_A run of records_
++++++++

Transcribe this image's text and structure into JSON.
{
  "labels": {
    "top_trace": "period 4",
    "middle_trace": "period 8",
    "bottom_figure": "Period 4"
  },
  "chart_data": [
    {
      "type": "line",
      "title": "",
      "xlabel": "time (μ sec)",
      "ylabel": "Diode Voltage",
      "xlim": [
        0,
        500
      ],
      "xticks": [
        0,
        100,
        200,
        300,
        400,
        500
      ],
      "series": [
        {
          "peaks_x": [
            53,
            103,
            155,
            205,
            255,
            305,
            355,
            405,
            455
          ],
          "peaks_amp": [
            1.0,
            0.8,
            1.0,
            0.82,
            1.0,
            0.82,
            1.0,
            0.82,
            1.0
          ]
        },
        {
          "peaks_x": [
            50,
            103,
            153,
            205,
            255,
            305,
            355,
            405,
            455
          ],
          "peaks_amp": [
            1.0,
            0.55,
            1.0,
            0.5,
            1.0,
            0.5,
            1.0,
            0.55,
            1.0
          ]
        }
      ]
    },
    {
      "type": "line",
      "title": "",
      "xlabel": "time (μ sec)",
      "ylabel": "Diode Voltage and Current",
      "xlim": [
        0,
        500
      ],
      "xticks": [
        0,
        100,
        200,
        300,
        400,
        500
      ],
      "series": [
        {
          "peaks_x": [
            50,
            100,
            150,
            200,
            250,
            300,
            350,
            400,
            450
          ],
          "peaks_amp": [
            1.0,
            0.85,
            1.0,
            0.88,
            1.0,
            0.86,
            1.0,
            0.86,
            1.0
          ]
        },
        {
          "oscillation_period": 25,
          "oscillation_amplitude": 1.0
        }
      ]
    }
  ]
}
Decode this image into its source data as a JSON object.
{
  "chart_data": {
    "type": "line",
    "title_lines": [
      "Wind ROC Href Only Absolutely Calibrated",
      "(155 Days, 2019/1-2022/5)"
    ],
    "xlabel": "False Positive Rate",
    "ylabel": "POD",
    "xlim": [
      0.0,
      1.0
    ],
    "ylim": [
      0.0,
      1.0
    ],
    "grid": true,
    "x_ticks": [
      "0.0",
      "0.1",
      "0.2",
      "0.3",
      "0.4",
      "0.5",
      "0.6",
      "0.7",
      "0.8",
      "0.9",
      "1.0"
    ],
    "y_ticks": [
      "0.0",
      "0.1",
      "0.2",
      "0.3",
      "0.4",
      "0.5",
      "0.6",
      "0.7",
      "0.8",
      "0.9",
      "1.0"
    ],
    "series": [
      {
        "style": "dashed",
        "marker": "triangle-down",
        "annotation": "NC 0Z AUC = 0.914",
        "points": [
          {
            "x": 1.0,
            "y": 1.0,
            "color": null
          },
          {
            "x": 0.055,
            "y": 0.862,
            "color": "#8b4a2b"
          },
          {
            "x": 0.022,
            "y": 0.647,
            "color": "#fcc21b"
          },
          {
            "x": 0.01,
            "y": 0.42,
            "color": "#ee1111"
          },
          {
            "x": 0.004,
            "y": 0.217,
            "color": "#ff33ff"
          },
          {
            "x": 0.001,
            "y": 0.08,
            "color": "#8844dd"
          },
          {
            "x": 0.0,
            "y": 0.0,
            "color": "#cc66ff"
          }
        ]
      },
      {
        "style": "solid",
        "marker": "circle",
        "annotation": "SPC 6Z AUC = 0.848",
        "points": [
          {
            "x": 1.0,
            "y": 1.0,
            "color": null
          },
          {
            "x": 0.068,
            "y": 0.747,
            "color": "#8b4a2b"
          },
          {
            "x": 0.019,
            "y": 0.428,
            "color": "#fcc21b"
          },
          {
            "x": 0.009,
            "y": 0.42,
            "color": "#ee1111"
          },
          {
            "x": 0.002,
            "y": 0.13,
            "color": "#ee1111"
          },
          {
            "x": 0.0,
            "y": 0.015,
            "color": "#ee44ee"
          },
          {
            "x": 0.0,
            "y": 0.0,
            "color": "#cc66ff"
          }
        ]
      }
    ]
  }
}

++++++++

_YOUR INSTRUCTIONS_
Which lines hold the word "marker"? Copy all of them.

_WRITTEN ANSWER_
        "marker": "triangle-down",
        "marker": "circle",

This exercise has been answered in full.